#### [Exercise]
Reproduce the records below in full and word for word, excluding pictures.

#### [Dataset entries]

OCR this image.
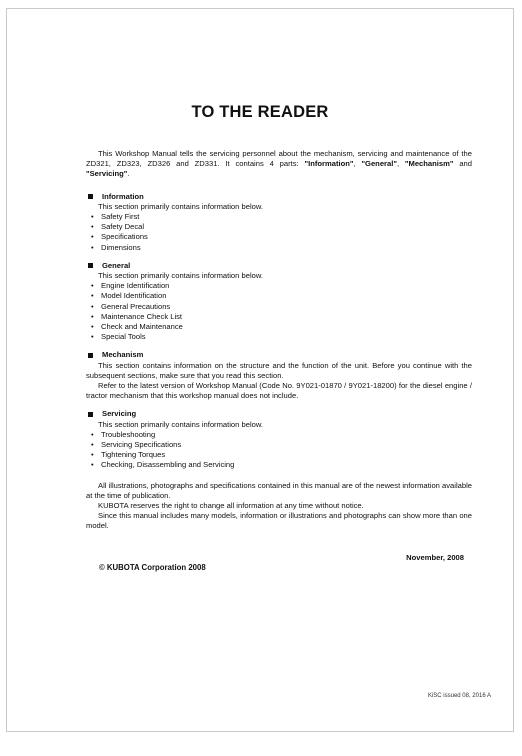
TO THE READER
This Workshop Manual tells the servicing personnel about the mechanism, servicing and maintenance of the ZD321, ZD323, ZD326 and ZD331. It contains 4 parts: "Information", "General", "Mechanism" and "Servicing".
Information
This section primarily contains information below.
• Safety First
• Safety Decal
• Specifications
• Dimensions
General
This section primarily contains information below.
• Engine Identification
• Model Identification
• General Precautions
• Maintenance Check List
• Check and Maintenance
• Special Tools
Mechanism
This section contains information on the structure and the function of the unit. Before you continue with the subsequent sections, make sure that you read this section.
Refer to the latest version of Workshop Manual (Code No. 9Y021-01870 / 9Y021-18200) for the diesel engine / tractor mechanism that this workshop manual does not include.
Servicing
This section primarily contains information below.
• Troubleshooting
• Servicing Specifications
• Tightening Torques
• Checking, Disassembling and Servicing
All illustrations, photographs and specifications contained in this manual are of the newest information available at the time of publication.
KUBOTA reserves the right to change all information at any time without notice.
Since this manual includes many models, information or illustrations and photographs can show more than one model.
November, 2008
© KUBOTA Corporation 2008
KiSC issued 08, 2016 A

#### [Worked solution]
OCR this image.
TO THE READER
This Workshop Manual tells the servicing personnel about the mechanism, servicing and maintenance of the ZD321, ZD323, ZD326 and ZD331. It contains 4 parts: "Information", "General", "Mechanism" and "Servicing".
Information
This section primarily contains information below.
• Safety First
• Safety Decal
• Specifications
• Dimensions
General
This section primarily contains information below.
• Engine Identification
• Model Identification
• General Precautions
• Maintenance Check List
• Check and Maintenance
• Special Tools
Mechanism
This section contains information on the structure and the function of the unit. Before you continue with the subsequent sections, make sure that you read this section.
Refer to the latest version of Workshop Manual (Code No. 9Y021-01870 / 9Y021-18200) for the diesel engine / tractor mechanism that this workshop manual does not include.
Servicing
This section primarily contains information below.
• Troubleshooting
• Servicing Specifications
• Tightening Torques
• Checking, Disassembling and Servicing
All illustrations, photographs and specifications contained in this manual are of the newest information available at the time of publication.
KUBOTA reserves the right to change all information at any time without notice.
Since this manual includes many models, information or illustrations and photographs can show more than one model.
November, 2008
© KUBOTA Corporation 2008
KiSC issued 08, 2016 A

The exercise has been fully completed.